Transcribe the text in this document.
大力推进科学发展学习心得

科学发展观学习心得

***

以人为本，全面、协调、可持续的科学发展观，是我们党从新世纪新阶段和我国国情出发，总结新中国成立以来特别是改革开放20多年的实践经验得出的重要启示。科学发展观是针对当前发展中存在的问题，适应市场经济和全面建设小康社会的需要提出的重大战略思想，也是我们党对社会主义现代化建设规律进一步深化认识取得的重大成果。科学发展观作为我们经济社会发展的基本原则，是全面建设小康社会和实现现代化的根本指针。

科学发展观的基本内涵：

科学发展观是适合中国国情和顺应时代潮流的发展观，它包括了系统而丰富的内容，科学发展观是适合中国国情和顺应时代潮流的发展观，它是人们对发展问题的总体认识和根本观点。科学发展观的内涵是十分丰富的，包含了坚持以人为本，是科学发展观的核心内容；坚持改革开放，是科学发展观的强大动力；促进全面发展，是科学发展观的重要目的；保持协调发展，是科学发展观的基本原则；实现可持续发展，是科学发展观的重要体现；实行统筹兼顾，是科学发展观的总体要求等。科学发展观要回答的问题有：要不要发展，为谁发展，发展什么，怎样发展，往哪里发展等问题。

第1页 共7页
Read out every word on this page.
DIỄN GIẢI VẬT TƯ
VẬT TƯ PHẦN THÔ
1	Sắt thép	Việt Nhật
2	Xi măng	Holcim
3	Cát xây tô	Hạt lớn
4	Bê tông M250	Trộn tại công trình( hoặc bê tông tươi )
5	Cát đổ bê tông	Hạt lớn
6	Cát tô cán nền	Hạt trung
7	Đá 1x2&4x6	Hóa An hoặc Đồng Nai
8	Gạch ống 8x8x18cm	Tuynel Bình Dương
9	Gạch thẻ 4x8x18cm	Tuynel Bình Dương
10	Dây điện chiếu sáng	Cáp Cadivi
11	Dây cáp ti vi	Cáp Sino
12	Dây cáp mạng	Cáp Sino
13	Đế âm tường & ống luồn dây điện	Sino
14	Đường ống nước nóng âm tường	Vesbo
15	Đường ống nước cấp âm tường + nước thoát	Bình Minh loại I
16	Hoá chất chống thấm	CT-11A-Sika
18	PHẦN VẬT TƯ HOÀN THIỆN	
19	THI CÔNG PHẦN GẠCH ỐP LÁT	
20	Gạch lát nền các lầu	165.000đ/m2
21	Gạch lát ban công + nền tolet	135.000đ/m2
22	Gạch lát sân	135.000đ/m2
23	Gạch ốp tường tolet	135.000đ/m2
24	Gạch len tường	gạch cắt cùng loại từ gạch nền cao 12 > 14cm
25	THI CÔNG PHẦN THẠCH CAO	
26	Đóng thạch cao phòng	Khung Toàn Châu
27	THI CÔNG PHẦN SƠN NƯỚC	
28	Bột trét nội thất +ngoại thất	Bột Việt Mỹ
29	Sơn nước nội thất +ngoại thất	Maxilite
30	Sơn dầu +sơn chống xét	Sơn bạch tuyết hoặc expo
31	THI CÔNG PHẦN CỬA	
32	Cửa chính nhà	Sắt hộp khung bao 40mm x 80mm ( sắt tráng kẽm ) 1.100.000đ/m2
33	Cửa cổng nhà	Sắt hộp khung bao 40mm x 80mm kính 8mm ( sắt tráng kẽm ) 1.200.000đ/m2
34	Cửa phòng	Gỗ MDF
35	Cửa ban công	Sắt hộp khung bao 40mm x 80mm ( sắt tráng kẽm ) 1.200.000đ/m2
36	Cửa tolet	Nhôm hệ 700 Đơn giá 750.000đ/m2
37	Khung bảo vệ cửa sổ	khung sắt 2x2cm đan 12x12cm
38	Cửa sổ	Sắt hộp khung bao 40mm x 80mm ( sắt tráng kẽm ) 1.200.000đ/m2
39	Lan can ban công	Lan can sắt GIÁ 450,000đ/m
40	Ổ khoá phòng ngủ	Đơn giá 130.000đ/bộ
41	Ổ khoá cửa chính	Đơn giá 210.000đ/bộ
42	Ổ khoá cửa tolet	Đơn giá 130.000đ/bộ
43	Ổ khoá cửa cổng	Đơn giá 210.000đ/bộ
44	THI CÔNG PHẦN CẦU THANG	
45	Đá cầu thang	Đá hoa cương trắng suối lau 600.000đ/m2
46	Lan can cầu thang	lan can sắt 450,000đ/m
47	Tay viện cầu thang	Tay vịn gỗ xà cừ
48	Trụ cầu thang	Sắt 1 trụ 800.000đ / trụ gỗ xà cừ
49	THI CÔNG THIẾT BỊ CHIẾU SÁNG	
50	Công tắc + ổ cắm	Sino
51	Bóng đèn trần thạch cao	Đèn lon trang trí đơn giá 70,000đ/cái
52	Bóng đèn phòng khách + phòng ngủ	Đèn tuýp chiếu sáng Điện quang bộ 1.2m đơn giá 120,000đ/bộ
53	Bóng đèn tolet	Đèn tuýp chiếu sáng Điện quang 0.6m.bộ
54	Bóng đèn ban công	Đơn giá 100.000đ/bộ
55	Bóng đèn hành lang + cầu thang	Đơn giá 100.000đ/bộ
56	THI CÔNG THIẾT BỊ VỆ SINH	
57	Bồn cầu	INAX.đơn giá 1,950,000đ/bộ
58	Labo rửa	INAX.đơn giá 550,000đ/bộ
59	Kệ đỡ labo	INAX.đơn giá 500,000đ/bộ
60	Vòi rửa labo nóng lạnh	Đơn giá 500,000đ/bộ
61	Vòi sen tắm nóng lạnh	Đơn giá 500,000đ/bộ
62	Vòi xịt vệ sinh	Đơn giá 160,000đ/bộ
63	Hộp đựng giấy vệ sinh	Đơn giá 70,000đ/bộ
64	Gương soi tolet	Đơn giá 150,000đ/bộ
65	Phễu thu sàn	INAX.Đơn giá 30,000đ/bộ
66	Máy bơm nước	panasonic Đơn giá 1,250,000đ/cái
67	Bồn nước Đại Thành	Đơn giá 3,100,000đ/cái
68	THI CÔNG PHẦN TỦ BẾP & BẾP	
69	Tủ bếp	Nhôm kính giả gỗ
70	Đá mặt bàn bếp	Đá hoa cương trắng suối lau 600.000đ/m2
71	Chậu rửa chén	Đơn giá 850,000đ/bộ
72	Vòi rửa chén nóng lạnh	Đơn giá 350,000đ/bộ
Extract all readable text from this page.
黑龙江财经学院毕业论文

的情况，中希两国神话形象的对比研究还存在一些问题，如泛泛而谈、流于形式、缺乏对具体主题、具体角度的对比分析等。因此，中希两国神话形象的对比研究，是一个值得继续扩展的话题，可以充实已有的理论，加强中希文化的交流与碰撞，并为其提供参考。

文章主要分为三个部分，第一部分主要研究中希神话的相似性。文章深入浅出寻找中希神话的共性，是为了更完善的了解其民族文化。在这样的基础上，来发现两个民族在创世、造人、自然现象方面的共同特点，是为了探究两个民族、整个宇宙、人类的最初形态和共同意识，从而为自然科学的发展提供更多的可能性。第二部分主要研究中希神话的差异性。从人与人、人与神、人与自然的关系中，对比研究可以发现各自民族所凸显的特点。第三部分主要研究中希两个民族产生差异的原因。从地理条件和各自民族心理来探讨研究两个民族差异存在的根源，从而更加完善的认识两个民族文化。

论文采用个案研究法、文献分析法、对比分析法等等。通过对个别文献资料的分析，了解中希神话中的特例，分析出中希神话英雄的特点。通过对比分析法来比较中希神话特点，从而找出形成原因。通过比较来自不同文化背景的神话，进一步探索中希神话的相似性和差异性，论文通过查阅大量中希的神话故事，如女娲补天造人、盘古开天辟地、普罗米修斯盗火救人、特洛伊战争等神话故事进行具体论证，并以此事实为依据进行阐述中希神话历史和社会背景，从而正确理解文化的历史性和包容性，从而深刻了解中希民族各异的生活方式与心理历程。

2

◆ Instruction ◆
Write out every entry again, keeping each line exactly the same.

◆ Solution to the problem ◆
Transcribe the text in this document.
大力推进科学发展学习心得

科学发展观学习心得

***

以人为本，全面、协调、可持续的科学发展观，是我们党从新世纪新阶段和我国国情出发，总结新中国成立以来特别是改革开放20多年的实践经验得出的重要启示。科学发展观是针对当前发展中存在的问题，适应市场经济和全面建设小康社会的需要提出的重大战略思想，也是我们党对社会主义现代化建设规律进一步深化认识取得的重大成果。科学发展观作为我们经济社会发展的基本原则，是全面建设小康社会和实现现代化的根本指针。

科学发展观的基本内涵：

科学发展观是适合中国国情和顺应时代潮流的发展观，它包括了系统而丰富的内容，科学发展观是适合中国国情和顺应时代潮流的发展观，它是人们对发展问题的总体认识和根本观点。科学发展观的内涵是十分丰富的，包含了坚持以人为本，是科学发展观的核心内容；坚持改革开放，是科学发展观的强大动力；促进全面发展，是科学发展观的重要目的；保持协调发展，是科学发展观的基本原则；实现可持续发展，是科学发展观的重要体现；实行统筹兼顾，是科学发展观的总体要求等。科学发展观要回答的问题有：要不要发展，为谁发展，发展什么，怎样发展，往哪里发展等问题。

第1页 共7页
Read out every word on this page.
DIỄN GIẢI VẬT TƯ
VẬT TƯ PHẦN THÔ
1	Sắt thép	Việt Nhật
2	Xi măng	Holcim
3	Cát xây tô	Hạt lớn
4	Bê tông M250	Trộn tại công trình( hoặc bê tông tươi )
5	Cát đổ bê tông	Hạt lớn
6	Cát tô cán nền	Hạt trung
7	Đá 1x2&4x6	Hóa An hoặc Đồng Nai
8	Gạch ống 8x8x18cm	Tuynel Bình Dương
9	Gạch thẻ 4x8x18cm	Tuynel Bình Dương
10	Dây điện chiếu sáng	Cáp Cadivi
11	Dây cáp ti vi	Cáp Sino
12	Dây cáp mạng	Cáp Sino
13	Đế âm tường & ống luồn dây điện	Sino
14	Đường ống nước nóng âm tường	Vesbo
15	Đường ống nước cấp âm tường + nước thoát	Bình Minh loại I
16	Hoá chất chống thấm	CT-11A-Sika
18	PHẦN VẬT TƯ HOÀN THIỆN	
19	THI CÔNG PHẦN GẠCH ỐP LÁT	
20	Gạch lát nền các lầu	165.000đ/m2
21	Gạch lát ban công + nền tolet	135.000đ/m2
22	Gạch lát sân	135.000đ/m2
23	Gạch ốp tường tolet	135.000đ/m2
24	Gạch len tường	gạch cắt cùng loại từ gạch nền cao 12 > 14cm
25	THI CÔNG PHẦN THẠCH CAO	
26	Đóng thạch cao phòng	Khung Toàn Châu
27	THI CÔNG PHẦN SƠN NƯỚC	
28	Bột trét nội thất +ngoại thất	Bột Việt Mỹ
29	Sơn nước nội thất +ngoại thất	Maxilite
30	Sơn dầu +sơn chống xét	Sơn bạch tuyết hoặc expo
31	THI CÔNG PHẦN CỬA	
32	Cửa chính nhà	Sắt hộp khung bao 40mm x 80mm ( sắt tráng kẽm ) 1.100.000đ/m2
33	Cửa cổng nhà	Sắt hộp khung bao 40mm x 80mm kính 8mm ( sắt tráng kẽm ) 1.200.000đ/m2
34	Cửa phòng	Gỗ MDF
35	Cửa ban công	Sắt hộp khung bao 40mm x 80mm ( sắt tráng kẽm ) 1.200.000đ/m2
36	Cửa tolet	Nhôm hệ 700 Đơn giá 750.000đ/m2
37	Khung bảo vệ cửa sổ	khung sắt 2x2cm đan 12x12cm
38	Cửa sổ	Sắt hộp khung bao 40mm x 80mm ( sắt tráng kẽm ) 1.200.000đ/m2
39	Lan can ban công	Lan can sắt GIÁ 450,000đ/m
40	Ổ khoá phòng ngủ	Đơn giá 130.000đ/bộ
41	Ổ khoá cửa chính	Đơn giá 210.000đ/bộ
42	Ổ khoá cửa tolet	Đơn giá 130.000đ/bộ
43	Ổ khoá cửa cổng	Đơn giá 210.000đ/bộ
44	THI CÔNG PHẦN CẦU THANG	
45	Đá cầu thang	Đá hoa cương trắng suối lau 600.000đ/m2
46	Lan can cầu thang	lan can sắt 450,000đ/m
47	Tay viện cầu thang	Tay vịn gỗ xà cừ
48	Trụ cầu thang	Sắt 1 trụ 800.000đ / trụ gỗ xà cừ
49	THI CÔNG THIẾT BỊ CHIẾU SÁNG	
50	Công tắc + ổ cắm	Sino
51	Bóng đèn trần thạch cao	Đèn lon trang trí đơn giá 70,000đ/cái
52	Bóng đèn phòng khách + phòng ngủ	Đèn tuýp chiếu sáng Điện quang bộ 1.2m đơn giá 120,000đ/bộ
53	Bóng đèn tolet	Đèn tuýp chiếu sáng Điện quang 0.6m.bộ
54	Bóng đèn ban công	Đơn giá 100.000đ/bộ
55	Bóng đèn hành lang + cầu thang	Đơn giá 100.000đ/bộ
56	THI CÔNG THIẾT BỊ VỆ SINH	
57	Bồn cầu	INAX.đơn giá 1,950,000đ/bộ
58	Labo rửa	INAX.đơn giá 550,000đ/bộ
59	Kệ đỡ labo	INAX.đơn giá 500,000đ/bộ
60	Vòi rửa labo nóng lạnh	Đơn giá 500,000đ/bộ
61	Vòi sen tắm nóng lạnh	Đơn giá 500,000đ/bộ
62	Vòi xịt vệ sinh	Đơn giá 160,000đ/bộ
63	Hộp đựng giấy vệ sinh	Đơn giá 70,000đ/bộ
64	Gương soi tolet	Đơn giá 150,000đ/bộ
65	Phễu thu sàn	INAX.Đơn giá 30,000đ/bộ
66	Máy bơm nước	panasonic Đơn giá 1,250,000đ/cái
67	Bồn nước Đại Thành	Đơn giá 3,100,000đ/cái
68	THI CÔNG PHẦN TỦ BẾP & BẾP	
69	Tủ bếp	Nhôm kính giả gỗ
70	Đá mặt bàn bếp	Đá hoa cương trắng suối lau 600.000đ/m2
71	Chậu rửa chén	Đơn giá 850,000đ/bộ
72	Vòi rửa chén nóng lạnh	Đơn giá 350,000đ/bộ
Extract all readable text from this page.
黑龙江财经学院毕业论文

的情况，中希两国神话形象的对比研究还存在一些问题，如泛泛而谈、流于形式、缺乏对具体主题、具体角度的对比分析等。因此，中希两国神话形象的对比研究，是一个值得继续扩展的话题，可以充实已有的理论，加强中希文化的交流与碰撞，并为其提供参考。

文章主要分为三个部分，第一部分主要研究中希神话的相似性。文章深入浅出寻找中希神话的共性，是为了更完善的了解其民族文化。在这样的基础上，来发现两个民族在创世、造人、自然现象方面的共同特点，是为了探究两个民族、整个宇宙、人类的最初形态和共同意识，从而为自然科学的发展提供更多的可能性。第二部分主要研究中希神话的差异性。从人与人、人与神、人与自然的关系中，对比研究可以发现各自民族所凸显的特点。第三部分主要研究中希两个民族产生差异的原因。从地理条件和各自民族心理来探讨研究两个民族差异存在的根源，从而更加完善的认识两个民族文化。

论文采用个案研究法、文献分析法、对比分析法等等。通过对个别文献资料的分析，了解中希神话中的特例，分析出中希神话英雄的特点。通过对比分析法来比较中希神话特点，从而找出形成原因。通过比较来自不同文化背景的神话，进一步探索中希神话的相似性和差异性，论文通过查阅大量中希的神话故事，如女娲补天造人、盘古开天辟地、普罗米修斯盗火救人、特洛伊战争等神话故事进行具体论证，并以此事实为依据进行阐述中希神话历史和社会背景，从而正确理解文化的历史性和包容性，从而深刻了解中希民族各异的生活方式与心理历程。

2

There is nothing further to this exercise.